#### PROBLEM REQUIREMENTS:
Copy each line below that contains "Островное".

#### STORED DATA:
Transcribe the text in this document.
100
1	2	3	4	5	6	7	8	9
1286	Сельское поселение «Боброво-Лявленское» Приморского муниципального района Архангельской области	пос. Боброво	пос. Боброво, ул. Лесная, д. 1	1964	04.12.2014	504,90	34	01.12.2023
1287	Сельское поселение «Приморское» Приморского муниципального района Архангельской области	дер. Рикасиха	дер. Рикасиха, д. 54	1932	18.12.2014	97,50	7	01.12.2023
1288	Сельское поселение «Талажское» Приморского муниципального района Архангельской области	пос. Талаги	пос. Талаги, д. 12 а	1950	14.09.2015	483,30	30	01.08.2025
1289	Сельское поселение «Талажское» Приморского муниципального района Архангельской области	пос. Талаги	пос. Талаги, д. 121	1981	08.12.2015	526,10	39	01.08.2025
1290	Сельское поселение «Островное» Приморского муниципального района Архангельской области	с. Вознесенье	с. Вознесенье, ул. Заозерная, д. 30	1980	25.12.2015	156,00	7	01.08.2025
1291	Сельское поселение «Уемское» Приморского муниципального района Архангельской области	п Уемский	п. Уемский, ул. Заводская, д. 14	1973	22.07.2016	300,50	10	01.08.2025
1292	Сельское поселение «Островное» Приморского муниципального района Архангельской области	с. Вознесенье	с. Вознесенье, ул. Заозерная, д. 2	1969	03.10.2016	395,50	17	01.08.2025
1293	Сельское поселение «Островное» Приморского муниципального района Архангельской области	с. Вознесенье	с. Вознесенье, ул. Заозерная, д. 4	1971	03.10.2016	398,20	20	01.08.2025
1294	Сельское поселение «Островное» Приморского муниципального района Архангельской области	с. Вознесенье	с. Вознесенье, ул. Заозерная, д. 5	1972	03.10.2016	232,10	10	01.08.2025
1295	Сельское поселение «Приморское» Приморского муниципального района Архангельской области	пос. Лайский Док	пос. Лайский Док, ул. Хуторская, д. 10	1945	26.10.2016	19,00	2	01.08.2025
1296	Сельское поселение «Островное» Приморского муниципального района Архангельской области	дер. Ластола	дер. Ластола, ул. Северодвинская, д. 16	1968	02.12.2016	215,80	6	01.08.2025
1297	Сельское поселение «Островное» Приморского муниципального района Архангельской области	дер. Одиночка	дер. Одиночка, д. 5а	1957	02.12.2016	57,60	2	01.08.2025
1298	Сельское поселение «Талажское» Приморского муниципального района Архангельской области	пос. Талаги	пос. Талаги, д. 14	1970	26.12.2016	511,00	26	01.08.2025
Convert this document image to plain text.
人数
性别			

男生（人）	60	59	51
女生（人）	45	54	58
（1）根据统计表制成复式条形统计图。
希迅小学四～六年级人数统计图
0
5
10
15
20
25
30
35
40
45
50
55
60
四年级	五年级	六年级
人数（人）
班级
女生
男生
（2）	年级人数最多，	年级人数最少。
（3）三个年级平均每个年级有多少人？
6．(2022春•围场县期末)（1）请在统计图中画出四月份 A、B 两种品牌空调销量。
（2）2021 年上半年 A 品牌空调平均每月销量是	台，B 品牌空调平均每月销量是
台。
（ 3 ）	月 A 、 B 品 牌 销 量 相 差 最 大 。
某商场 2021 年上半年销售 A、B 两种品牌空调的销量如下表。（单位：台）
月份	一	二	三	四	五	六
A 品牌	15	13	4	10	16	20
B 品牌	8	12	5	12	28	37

#### SOLUTION TO THIS TASK:
1290	Сельское поселение «Островное» Приморского муниципального района Архангельской области	с. Вознесенье	с. Вознесенье, ул. Заозерная, д. 30	1980	25.12.2015	156,00	7	01.08.2025
1292	Сельское поселение «Островное» Приморского муниципального района Архангельской области	с. Вознесенье	с. Вознесенье, ул. Заозерная, д. 2	1969	03.10.2016	395,50	17	01.08.2025
1293	Сельское поселение «Островное» Приморского муниципального района Архангельской области	с. Вознесенье	с. Вознесенье, ул. Заозерная, д. 4	1971	03.10.2016	398,20	20	01.08.2025
1294	Сельское поселение «Островное» Приморского муниципального района Архангельской области	с. Вознесенье	с. Вознесенье, ул. Заозерная, д. 5	1972	03.10.2016	232,10	10	01.08.2025
1296	Сельское поселение «Островное» Приморского муниципального района Архангельской области	дер. Ластола	дер. Ластола, ул. Северодвинская, д. 16	1968	02.12.2016	215,80	6	01.08.2025
1297	Сельское поселение «Островное» Приморского муниципального района Архангельской области	дер. Одиночка	дер. Одиночка, д. 5а	1957	02.12.2016	57,60	2	01.08.2025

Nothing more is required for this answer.